Would you quote every entry exactly, dropping only the pictures?

> _Records to use_:
+ + + + +

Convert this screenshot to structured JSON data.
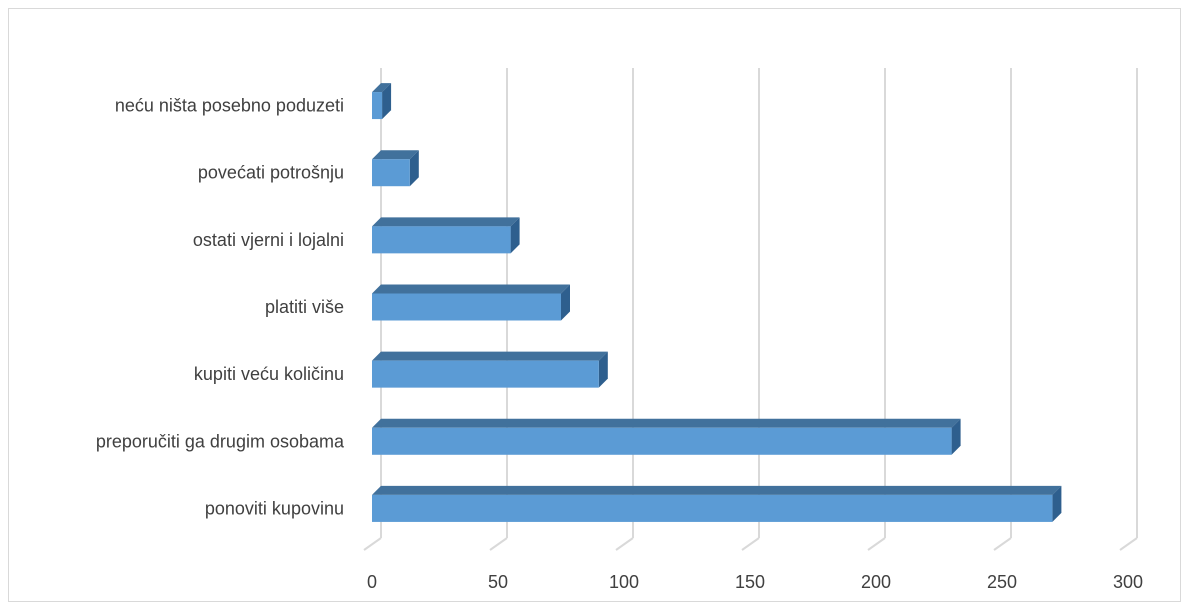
{
  "chart_data": {
    "type": "bar",
    "orientation": "horizontal",
    "style": "3d",
    "categories": [
      "neću ništa posebno poduzeti",
      "povećati potrošnju",
      "ostati vjerni i lojalni",
      "platiti više",
      "kupiti veću količinu",
      "preporučiti ga drugim osobama",
      "ponoviti kupovinu"
    ],
    "values": [
      4,
      15,
      55,
      75,
      90,
      230,
      270
    ],
    "xlim": [
      0,
      300
    ],
    "xticks": [
      0,
      50,
      100,
      150,
      200,
      250,
      300
    ],
    "grid": true,
    "legend": "none",
    "colors": {
      "bar_front": "#5b9bd5",
      "bar_top": "#41719c",
      "bar_side": "#2e5f8e",
      "grid": "#d9d9d9",
      "text": "#404040"
    }
  }
}
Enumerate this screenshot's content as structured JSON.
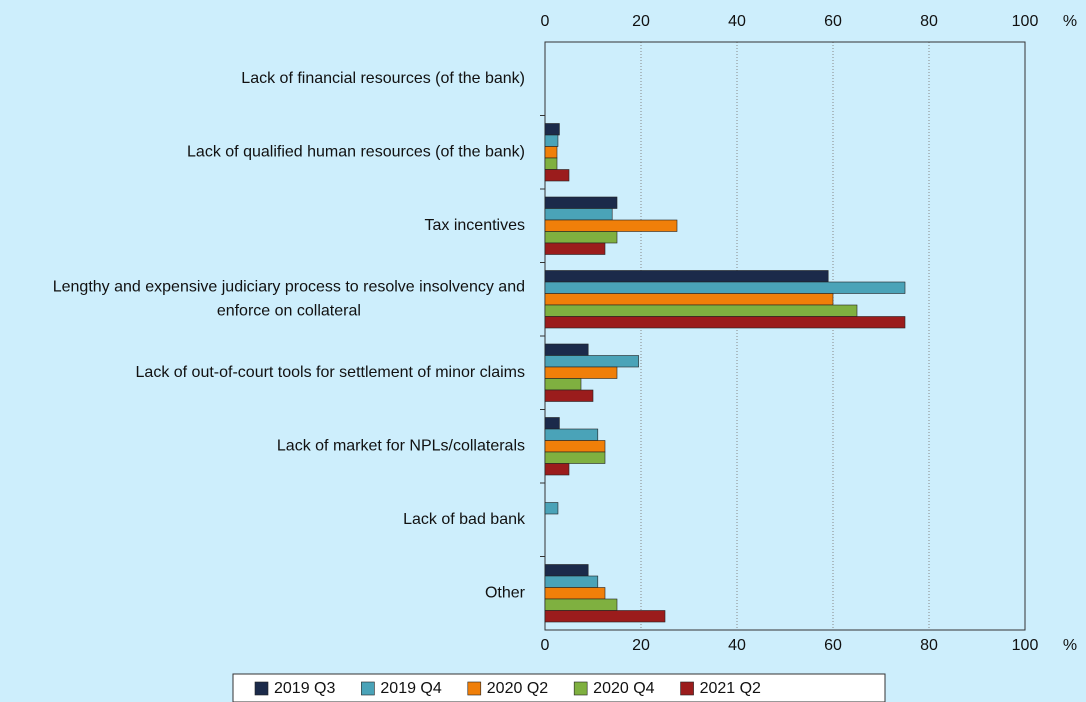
{
  "chart_data": {
    "type": "hbar",
    "categories": [
      "Lack of financial resources (of the bank)",
      "Lack of qualified human resources (of the bank)",
      "Tax incentives",
      "Lengthy and expensive judiciary process to resolve insolvency and enforce on collateral",
      "Lack of out-of-court tools for settlement of minor claims",
      "Lack of market for NPLs/collaterals",
      "Lack of bad bank",
      "Other"
    ],
    "series": [
      {
        "name": "2019 Q3",
        "color": "#1b2a4a",
        "values": [
          0,
          3,
          15,
          59,
          9,
          3,
          0,
          9
        ]
      },
      {
        "name": "2019 Q4",
        "color": "#4aa3b8",
        "values": [
          0,
          2.7,
          14,
          75,
          19.5,
          11,
          2.7,
          11
        ]
      },
      {
        "name": "2020 Q2",
        "color": "#f07f09",
        "values": [
          0,
          2.5,
          27.5,
          60,
          15,
          12.5,
          0,
          12.5
        ]
      },
      {
        "name": "2020 Q4",
        "color": "#7fb040",
        "values": [
          0,
          2.5,
          15,
          65,
          7.5,
          12.5,
          0,
          15
        ]
      },
      {
        "name": "2021 Q2",
        "color": "#9b1c1c",
        "values": [
          0,
          5,
          12.5,
          75,
          10,
          5,
          0,
          25
        ]
      }
    ],
    "xlim": [
      0,
      100
    ],
    "xticks": [
      0,
      20,
      40,
      60,
      80,
      100
    ],
    "unit": "%",
    "grid": true
  }
}
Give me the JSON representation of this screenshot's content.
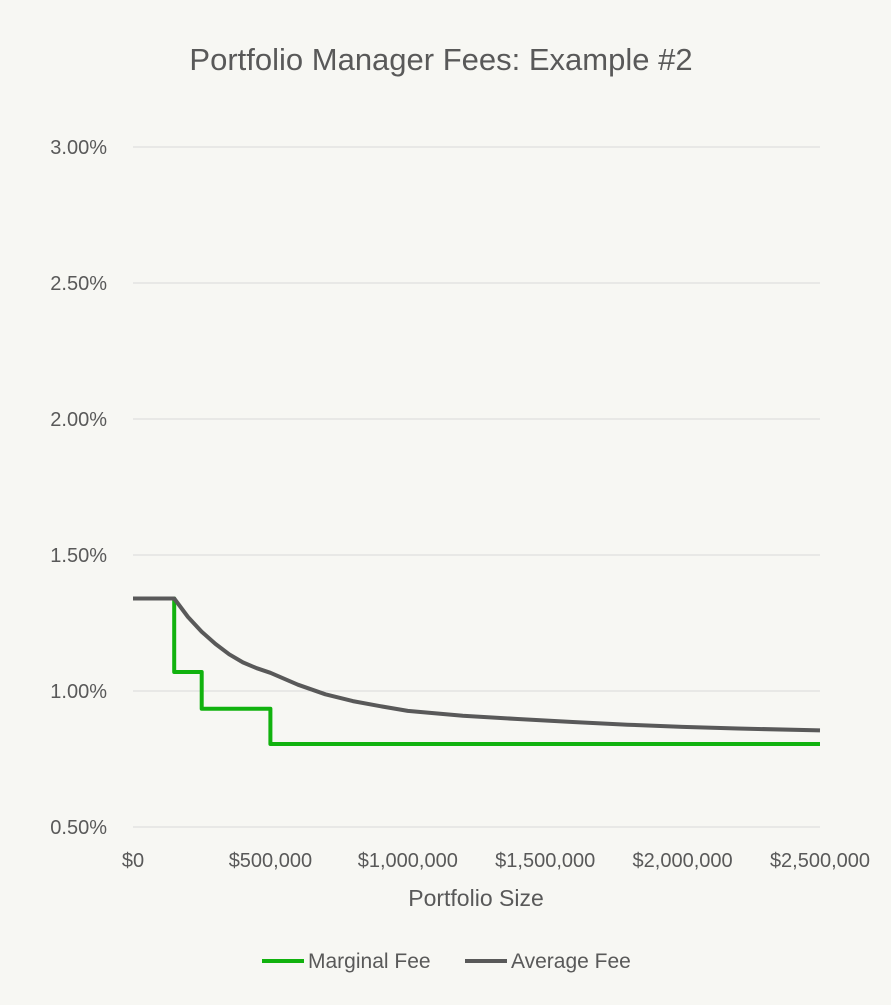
{
  "chart_data": {
    "type": "line",
    "title": "Portfolio Manager Fees: Example #2",
    "xlabel": "Portfolio Size",
    "ylabel": "",
    "xlim": [
      0,
      2500000
    ],
    "ylim": [
      0.5,
      3.0
    ],
    "x_ticks": [
      {
        "value": 0,
        "label": "$0"
      },
      {
        "value": 500000,
        "label": "$500,000"
      },
      {
        "value": 1000000,
        "label": "$1,000,000"
      },
      {
        "value": 1500000,
        "label": "$1,500,000"
      },
      {
        "value": 2000000,
        "label": "$2,000,000"
      },
      {
        "value": 2500000,
        "label": "$2,500,000"
      }
    ],
    "y_ticks": [
      {
        "value": 0.5,
        "label": "0.50%"
      },
      {
        "value": 1.0,
        "label": "1.00%"
      },
      {
        "value": 1.5,
        "label": "1.50%"
      },
      {
        "value": 2.0,
        "label": "2.00%"
      },
      {
        "value": 2.5,
        "label": "2.50%"
      },
      {
        "value": 3.0,
        "label": "3.00%"
      }
    ],
    "grid": "horizontal",
    "legend_position": "bottom",
    "series": [
      {
        "name": "Marginal Fee",
        "color": "#11b20e",
        "points": [
          [
            0,
            1.34
          ],
          [
            150000,
            1.34
          ],
          [
            150000,
            1.07
          ],
          [
            250000,
            1.07
          ],
          [
            250000,
            0.935
          ],
          [
            500000,
            0.935
          ],
          [
            500000,
            0.805
          ],
          [
            2500000,
            0.805
          ]
        ]
      },
      {
        "name": "Average Fee",
        "color": "#595959",
        "points": [
          [
            0,
            1.34
          ],
          [
            150000,
            1.34
          ],
          [
            200000,
            1.272
          ],
          [
            250000,
            1.218
          ],
          [
            300000,
            1.173
          ],
          [
            350000,
            1.135
          ],
          [
            400000,
            1.105
          ],
          [
            450000,
            1.084
          ],
          [
            500000,
            1.067
          ],
          [
            600000,
            1.023
          ],
          [
            700000,
            0.988
          ],
          [
            800000,
            0.963
          ],
          [
            900000,
            0.944
          ],
          [
            1000000,
            0.927
          ],
          [
            1200000,
            0.909
          ],
          [
            1400000,
            0.897
          ],
          [
            1600000,
            0.886
          ],
          [
            1800000,
            0.876
          ],
          [
            2000000,
            0.868
          ],
          [
            2200000,
            0.862
          ],
          [
            2500000,
            0.855
          ]
        ]
      }
    ]
  }
}
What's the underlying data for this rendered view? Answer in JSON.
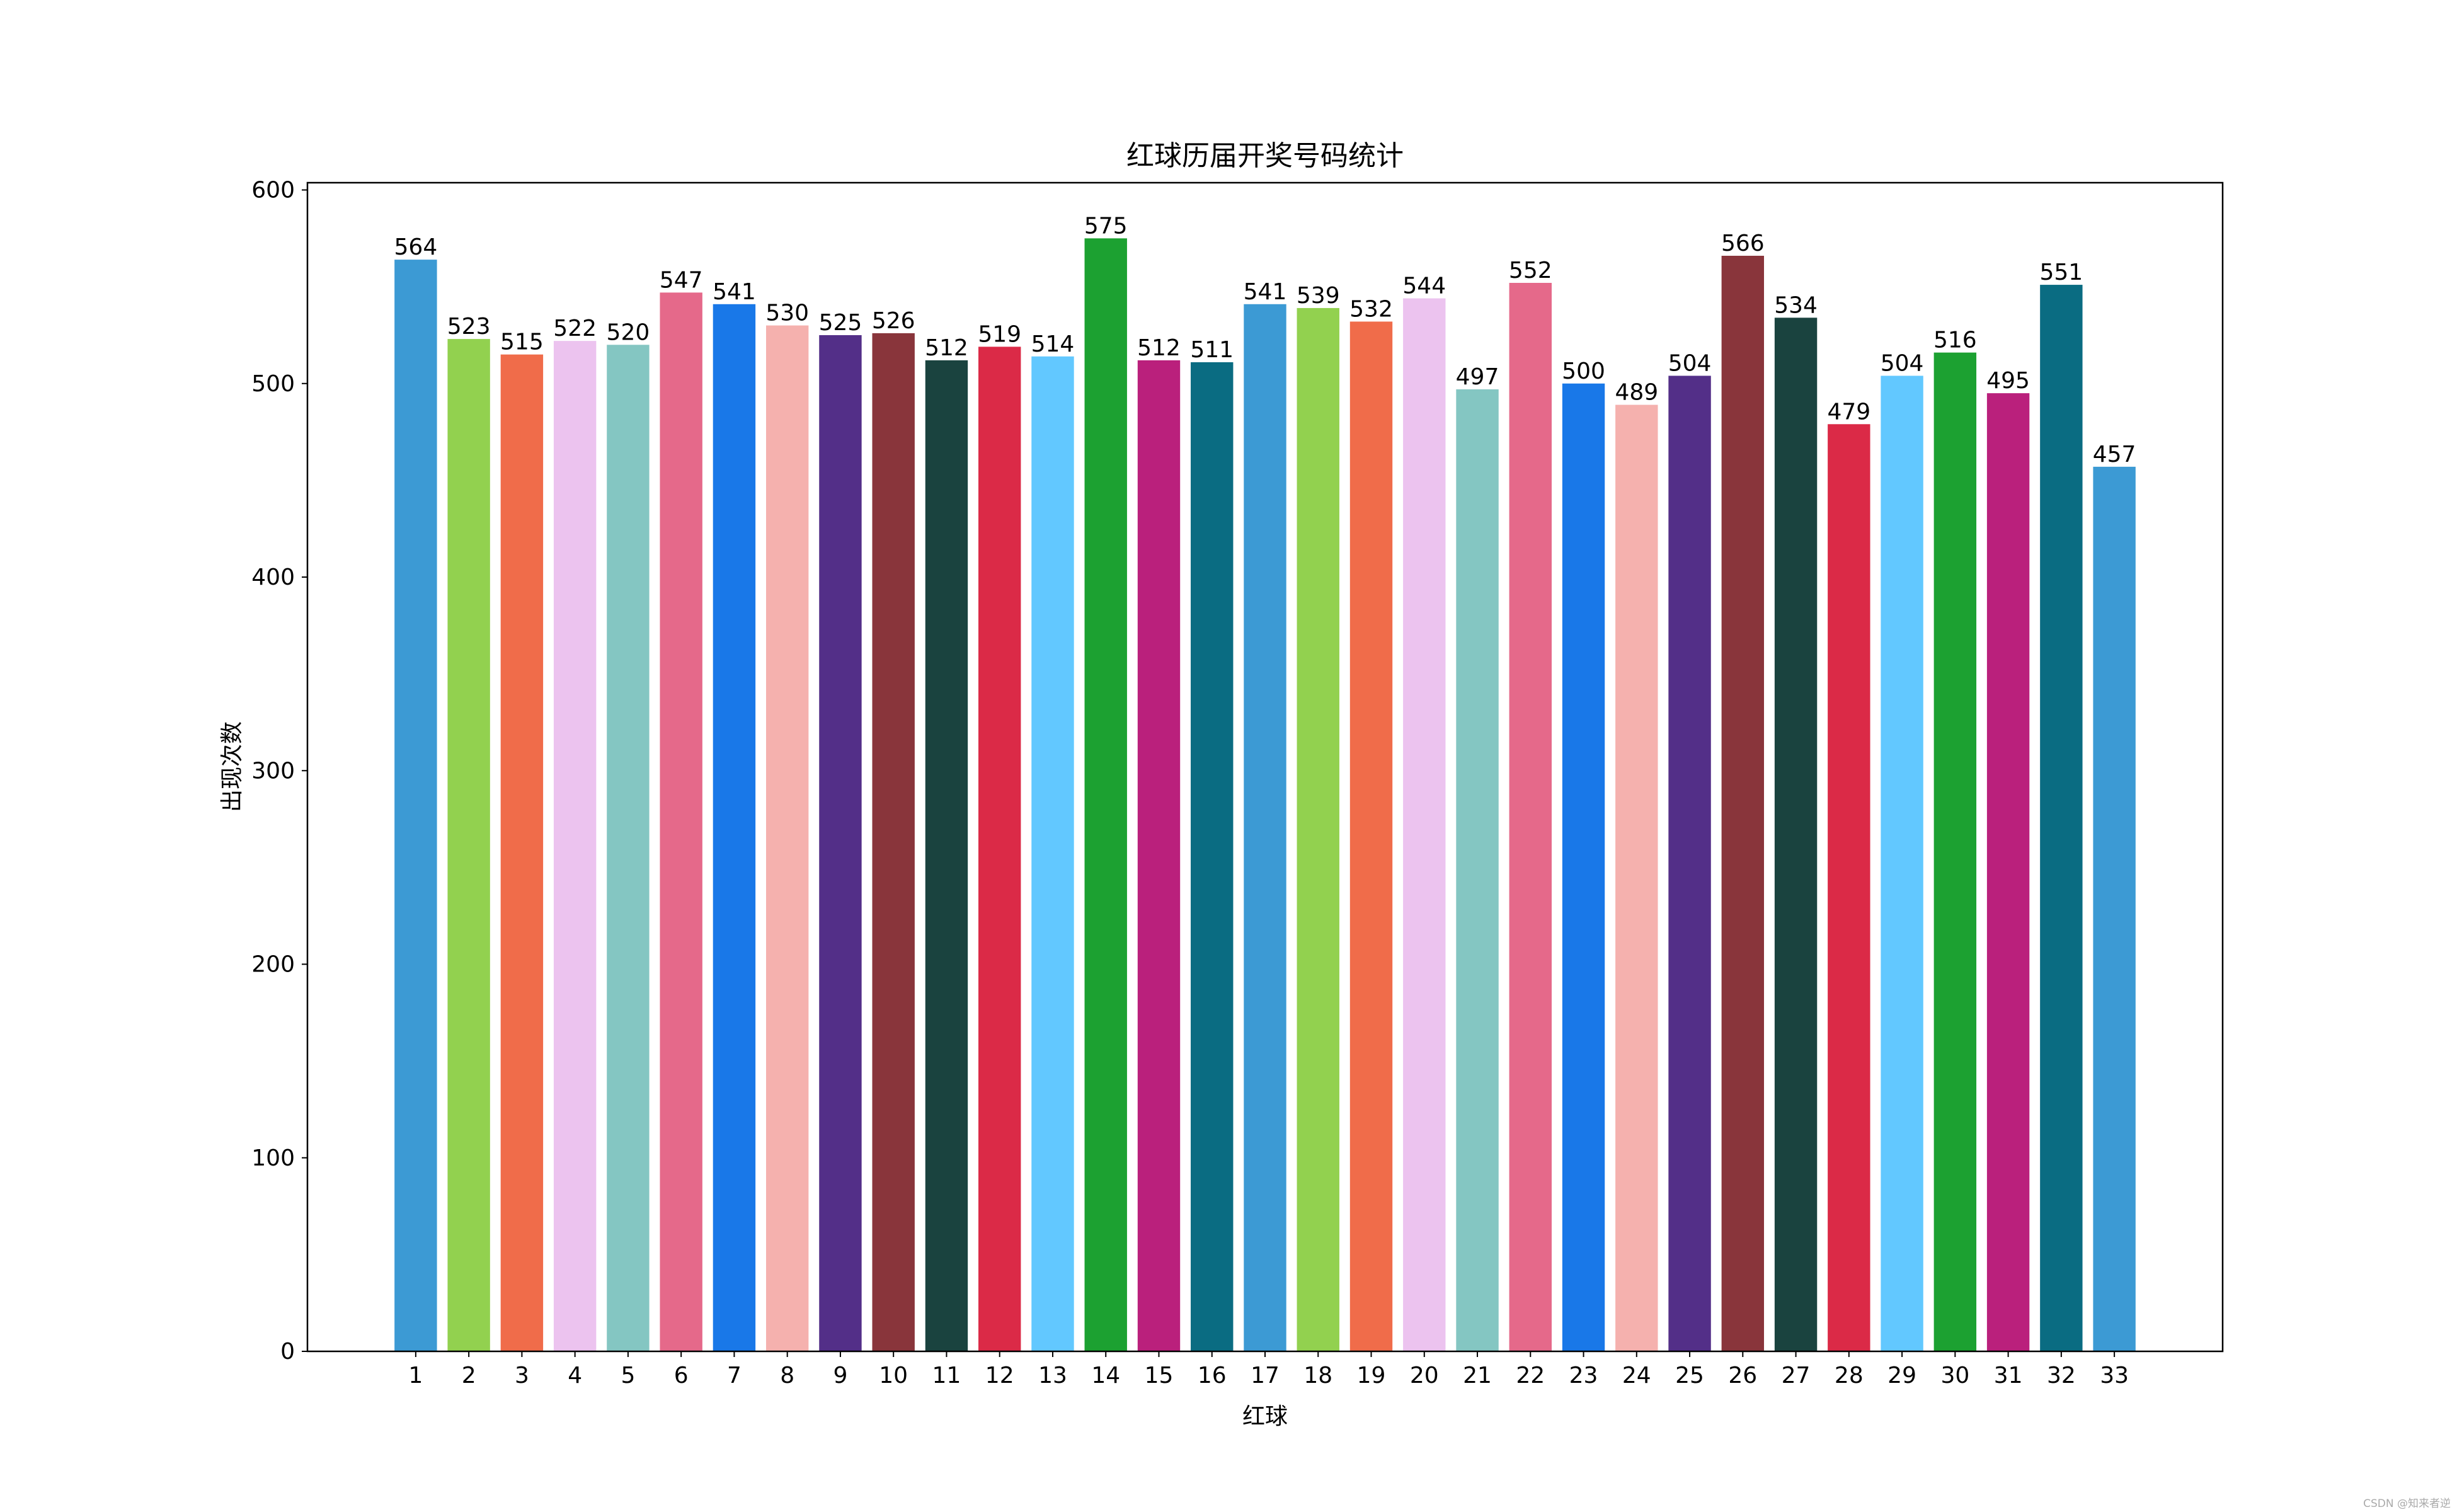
{
  "chart_data": {
    "type": "bar",
    "title": "红球历届开奖号码统计",
    "xlabel": "红球",
    "ylabel": "出现次数",
    "categories": [
      "1",
      "2",
      "3",
      "4",
      "5",
      "6",
      "7",
      "8",
      "9",
      "10",
      "11",
      "12",
      "13",
      "14",
      "15",
      "16",
      "17",
      "18",
      "19",
      "20",
      "21",
      "22",
      "23",
      "24",
      "25",
      "26",
      "27",
      "28",
      "29",
      "30",
      "31",
      "32",
      "33"
    ],
    "values": [
      564,
      523,
      515,
      522,
      520,
      547,
      541,
      530,
      525,
      526,
      512,
      519,
      514,
      575,
      512,
      511,
      541,
      539,
      532,
      544,
      497,
      552,
      500,
      489,
      504,
      566,
      534,
      479,
      504,
      516,
      495,
      551,
      457
    ],
    "colors": [
      "#3c9ad4",
      "#92d14f",
      "#f06c4a",
      "#ecc3ef",
      "#84c6c2",
      "#e5698a",
      "#1978e8",
      "#f5b1ae",
      "#532f88",
      "#89353b",
      "#1a433f",
      "#db2a47",
      "#62c8ff",
      "#1ca131",
      "#ba207c",
      "#0a6c82"
    ],
    "yticks": [
      0,
      100,
      200,
      300,
      400,
      500,
      600
    ],
    "ylim": [
      0,
      603.75
    ],
    "xlim": [
      -1.04,
      35.04
    ],
    "grid": false,
    "data_labels": true
  },
  "watermark": "CSDN @知来者逆"
}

+ + + + +

> _Reply_:
Convert this screenshot to structured JSON data.
{
  "chart_data": {
    "type": "bar",
    "orientation": "horizontal",
    "style": "3d",
    "categories": [
      "neću ništa posebno poduzeti",
      "povećati potrošnju",
      "ostati vjerni i lojalni",
      "platiti više",
      "kupiti veću količinu",
      "preporučiti ga drugim osobama",
      "ponoviti kupovinu"
    ],
    "values": [
      4,
      15,
      55,
      75,
      90,
      230,
      270
    ],
    "xlim": [
      0,
      300
    ],
    "xticks": [
      0,
      50,
      100,
      150,
      200,
      250,
      300
    ],
    "grid": true,
    "legend": "none",
    "colors": {
      "bar_front": "#5b9bd5",
      "bar_top": "#41719c",
      "bar_side": "#2e5f8e",
      "grid": "#d9d9d9",
      "text": "#404040"
    }
  }
}
Enumerate this screenshot's content as structured JSON.
{
  "chart_data": {
    "type": "hbar",
    "categories": [
      "Lack of financial resources (of the bank)",
      "Lack of qualified human resources (of the bank)",
      "Tax incentives",
      "Lengthy and expensive judiciary process to resolve insolvency and enforce on collateral",
      "Lack of out-of-court tools for settlement of minor claims",
      "Lack of market for NPLs/collaterals",
      "Lack of bad bank",
      "Other"
    ],
    "series": [
      {
        "name": "2019 Q3",
        "color": "#1b2a4a",
        "values": [
          0,
          3,
          15,
          59,
          9,
          3,
          0,
          9
        ]
      },
      {
        "name": "2019 Q4",
        "color": "#4aa3b8",
        "values": [
          0,
          2.7,
          14,
          75,
          19.5,
          11,
          2.7,
          11
        ]
      },
      {
        "name": "2020 Q2",
        "color": "#f07f09",
        "values": [
          0,
          2.5,
          27.5,
          60,
          15,
          12.5,
          0,
          12.5
        ]
      },
      {
        "name": "2020 Q4",
        "color": "#7fb040",
        "values": [
          0,
          2.5,
          15,
          65,
          7.5,
          12.5,
          0,
          15
        ]
      },
      {
        "name": "2021 Q2",
        "color": "#9b1c1c",
        "values": [
          0,
          5,
          12.5,
          75,
          10,
          5,
          0,
          25
        ]
      }
    ],
    "xlim": [
      0,
      100
    ],
    "xticks": [
      0,
      20,
      40,
      60,
      80,
      100
    ],
    "unit": "%",
    "grid": true
  }
}
Give me the JSON representation of this screenshot's content.
{
  "chart_data": {
    "type": "line",
    "title": "Portfolio Manager Fees: Example #2",
    "xlabel": "Portfolio Size",
    "ylabel": "",
    "xlim": [
      0,
      2500000
    ],
    "ylim": [
      0.5,
      3.0
    ],
    "x_ticks": [
      {
        "value": 0,
        "label": "$0"
      },
      {
        "value": 500000,
        "label": "$500,000"
      },
      {
        "value": 1000000,
        "label": "$1,000,000"
      },
      {
        "value": 1500000,
        "label": "$1,500,000"
      },
      {
        "value": 2000000,
        "label": "$2,000,000"
      },
      {
        "value": 2500000,
        "label": "$2,500,000"
      }
    ],
    "y_ticks": [
      {
        "value": 0.5,
        "label": "0.50%"
      },
      {
        "value": 1.0,
        "label": "1.00%"
      },
      {
        "value": 1.5,
        "label": "1.50%"
      },
      {
        "value": 2.0,
        "label": "2.00%"
      },
      {
        "value": 2.5,
        "label": "2.50%"
      },
      {
        "value": 3.0,
        "label": "3.00%"
      }
    ],
    "grid": "horizontal",
    "legend_position": "bottom",
    "series": [
      {
        "name": "Marginal Fee",
        "color": "#11b20e",
        "points": [
          [
            0,
            1.34
          ],
          [
            150000,
            1.34
          ],
          [
            150000,
            1.07
          ],
          [
            250000,
            1.07
          ],
          [
            250000,
            0.935
          ],
          [
            500000,
            0.935
          ],
          [
            500000,
            0.805
          ],
          [
            2500000,
            0.805
          ]
        ]
      },
      {
        "name": "Average Fee",
        "color": "#595959",
        "points": [
          [
            0,
            1.34
          ],
          [
            150000,
            1.34
          ],
          [
            200000,
            1.272
          ],
          [
            250000,
            1.218
          ],
          [
            300000,
            1.173
          ],
          [
            350000,
            1.135
          ],
          [
            400000,
            1.105
          ],
          [
            450000,
            1.084
          ],
          [
            500000,
            1.067
          ],
          [
            600000,
            1.023
          ],
          [
            700000,
            0.988
          ],
          [
            800000,
            0.963
          ],
          [
            900000,
            0.944
          ],
          [
            1000000,
            0.927
          ],
          [
            1200000,
            0.909
          ],
          [
            1400000,
            0.897
          ],
          [
            1600000,
            0.886
          ],
          [
            1800000,
            0.876
          ],
          [
            2000000,
            0.868
          ],
          [
            2200000,
            0.862
          ],
          [
            2500000,
            0.855
          ]
        ]
      }
    ]
  }
}
What's the underlying data for this rendered view? Answer in JSON.
{
  "chart_data": {
    "type": "bar",
    "title": "红球历届开奖号码统计",
    "xlabel": "红球",
    "ylabel": "出现次数",
    "categories": [
      "1",
      "2",
      "3",
      "4",
      "5",
      "6",
      "7",
      "8",
      "9",
      "10",
      "11",
      "12",
      "13",
      "14",
      "15",
      "16",
      "17",
      "18",
      "19",
      "20",
      "21",
      "22",
      "23",
      "24",
      "25",
      "26",
      "27",
      "28",
      "29",
      "30",
      "31",
      "32",
      "33"
    ],
    "values": [
      564,
      523,
      515,
      522,
      520,
      547,
      541,
      530,
      525,
      526,
      512,
      519,
      514,
      575,
      512,
      511,
      541,
      539,
      532,
      544,
      497,
      552,
      500,
      489,
      504,
      566,
      534,
      479,
      504,
      516,
      495,
      551,
      457
    ],
    "colors": [
      "#3c9ad4",
      "#92d14f",
      "#f06c4a",
      "#ecc3ef",
      "#84c6c2",
      "#e5698a",
      "#1978e8",
      "#f5b1ae",
      "#532f88",
      "#89353b",
      "#1a433f",
      "#db2a47",
      "#62c8ff",
      "#1ca131",
      "#ba207c",
      "#0a6c82"
    ],
    "yticks": [
      0,
      100,
      200,
      300,
      400,
      500,
      600
    ],
    "ylim": [
      0,
      603.75
    ],
    "xlim": [
      -1.04,
      35.04
    ],
    "grid": false,
    "data_labels": true
  },
  "watermark": "CSDN @知来者逆"
}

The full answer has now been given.